## MATERIAL SUPPLIED
start
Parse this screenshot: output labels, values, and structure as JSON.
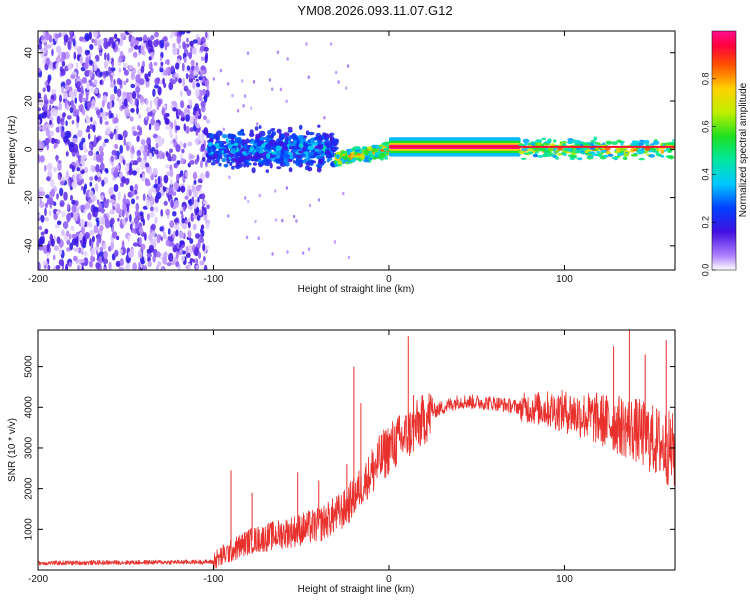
{
  "title": "YM08.2026.093.11.07.G12",
  "chart_data": [
    {
      "type": "heatmap",
      "name": "spectrogram",
      "xlabel": "Height of straight line (km)",
      "ylabel": "Frequency (Hz)",
      "xlim": [
        -200,
        163
      ],
      "ylim": [
        -50,
        49
      ],
      "xticks": [
        -200,
        -100,
        0,
        100
      ],
      "yticks": [
        -40,
        -20,
        0,
        20,
        40
      ],
      "colorbar": {
        "label": "Normalized spectral amplitude",
        "range": [
          0,
          1
        ],
        "ticks": [
          "0.0",
          "0.2",
          "0.4",
          "0.6",
          "0.8"
        ],
        "tick_values": [
          0.0,
          0.2,
          0.4,
          0.6,
          0.8
        ]
      },
      "regions": [
        {
          "x": [
            -200,
            -103
          ],
          "description": "broadband noise",
          "freq_spread": [
            -50,
            49
          ],
          "amplitude": [
            0.02,
            0.2
          ]
        },
        {
          "x": [
            -103,
            -30
          ],
          "description": "scattered signal",
          "center_freq": 0,
          "freq_spread": [
            -8,
            8
          ],
          "amplitude": [
            0.15,
            0.45
          ]
        },
        {
          "x": [
            -30,
            0
          ],
          "description": "signal emerging",
          "center_freq_start": -4,
          "center_freq_end": 0,
          "amplitude": [
            0.3,
            0.95
          ]
        },
        {
          "x": [
            0,
            75
          ],
          "description": "strong tone",
          "center_freq": 1,
          "amplitude": [
            0.9,
            1.0
          ]
        },
        {
          "x": [
            75,
            163
          ],
          "description": "weakening tone",
          "center_freq": 0,
          "amplitude": [
            0.3,
            0.9
          ]
        }
      ]
    },
    {
      "type": "line",
      "name": "snr",
      "xlabel": "Height of straight line (km)",
      "ylabel": "SNR (10 * v/v)",
      "xlim": [
        -200,
        163
      ],
      "ylim": [
        0,
        5900
      ],
      "xticks": [
        -200,
        -100,
        0,
        100
      ],
      "yticks": [
        1000,
        2000,
        3000,
        4000,
        5000
      ],
      "color": "#e8302c",
      "trend": {
        "x": [
          -200,
          -100,
          -95,
          -80,
          -60,
          -40,
          -25,
          -10,
          0,
          10,
          25,
          40,
          60,
          75,
          90,
          100,
          120,
          140,
          163
        ],
        "y": [
          170,
          200,
          350,
          700,
          900,
          1100,
          1500,
          2400,
          3000,
          3300,
          3900,
          4150,
          4100,
          4000,
          3950,
          3900,
          3700,
          3450,
          2900
        ]
      },
      "spikes": [
        {
          "x": -90,
          "y": 2450
        },
        {
          "x": -78,
          "y": 1900
        },
        {
          "x": -52,
          "y": 2400
        },
        {
          "x": -40,
          "y": 2200
        },
        {
          "x": -24,
          "y": 2600
        },
        {
          "x": -20,
          "y": 5000
        },
        {
          "x": -16,
          "y": 4100
        },
        {
          "x": 6,
          "y": 3800
        },
        {
          "x": 11,
          "y": 5750
        },
        {
          "x": 14,
          "y": 4300
        },
        {
          "x": 128,
          "y": 5500
        },
        {
          "x": 137,
          "y": 5900
        },
        {
          "x": 146,
          "y": 5300
        },
        {
          "x": 158,
          "y": 5650
        }
      ]
    }
  ]
}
end
## DESCRIPTION OF THE TASK
Set down the lines of the records above exactly, apart from the pictures.

## RESULT OF THIS TASK
Parse this screenshot: output labels, values, and structure as JSON.
{
  "title": "YM08.2026.093.11.07.G12",
  "chart_data": [
    {
      "type": "heatmap",
      "name": "spectrogram",
      "xlabel": "Height of straight line (km)",
      "ylabel": "Frequency (Hz)",
      "xlim": [
        -200,
        163
      ],
      "ylim": [
        -50,
        49
      ],
      "xticks": [
        -200,
        -100,
        0,
        100
      ],
      "yticks": [
        -40,
        -20,
        0,
        20,
        40
      ],
      "colorbar": {
        "label": "Normalized spectral amplitude",
        "range": [
          0,
          1
        ],
        "ticks": [
          "0.0",
          "0.2",
          "0.4",
          "0.6",
          "0.8"
        ],
        "tick_values": [
          0.0,
          0.2,
          0.4,
          0.6,
          0.8
        ]
      },
      "regions": [
        {
          "x": [
            -200,
            -103
          ],
          "description": "broadband noise",
          "freq_spread": [
            -50,
            49
          ],
          "amplitude": [
            0.02,
            0.2
          ]
        },
        {
          "x": [
            -103,
            -30
          ],
          "description": "scattered signal",
          "center_freq": 0,
          "freq_spread": [
            -8,
            8
          ],
          "amplitude": [
            0.15,
            0.45
          ]
        },
        {
          "x": [
            -30,
            0
          ],
          "description": "signal emerging",
          "center_freq_start": -4,
          "center_freq_end": 0,
          "amplitude": [
            0.3,
            0.95
          ]
        },
        {
          "x": [
            0,
            75
          ],
          "description": "strong tone",
          "center_freq": 1,
          "amplitude": [
            0.9,
            1.0
          ]
        },
        {
          "x": [
            75,
            163
          ],
          "description": "weakening tone",
          "center_freq": 0,
          "amplitude": [
            0.3,
            0.9
          ]
        }
      ]
    },
    {
      "type": "line",
      "name": "snr",
      "xlabel": "Height of straight line (km)",
      "ylabel": "SNR (10 * v/v)",
      "xlim": [
        -200,
        163
      ],
      "ylim": [
        0,
        5900
      ],
      "xticks": [
        -200,
        -100,
        0,
        100
      ],
      "yticks": [
        1000,
        2000,
        3000,
        4000,
        5000
      ],
      "color": "#e8302c",
      "trend": {
        "x": [
          -200,
          -100,
          -95,
          -80,
          -60,
          -40,
          -25,
          -10,
          0,
          10,
          25,
          40,
          60,
          75,
          90,
          100,
          120,
          140,
          163
        ],
        "y": [
          170,
          200,
          350,
          700,
          900,
          1100,
          1500,
          2400,
          3000,
          3300,
          3900,
          4150,
          4100,
          4000,
          3950,
          3900,
          3700,
          3450,
          2900
        ]
      },
      "spikes": [
        {
          "x": -90,
          "y": 2450
        },
        {
          "x": -78,
          "y": 1900
        },
        {
          "x": -52,
          "y": 2400
        },
        {
          "x": -40,
          "y": 2200
        },
        {
          "x": -24,
          "y": 2600
        },
        {
          "x": -20,
          "y": 5000
        },
        {
          "x": -16,
          "y": 4100
        },
        {
          "x": 6,
          "y": 3800
        },
        {
          "x": 11,
          "y": 5750
        },
        {
          "x": 14,
          "y": 4300
        },
        {
          "x": 128,
          "y": 5500
        },
        {
          "x": 137,
          "y": 5900
        },
        {
          "x": 146,
          "y": 5300
        },
        {
          "x": 158,
          "y": 5650
        }
      ]
    }
  ]
}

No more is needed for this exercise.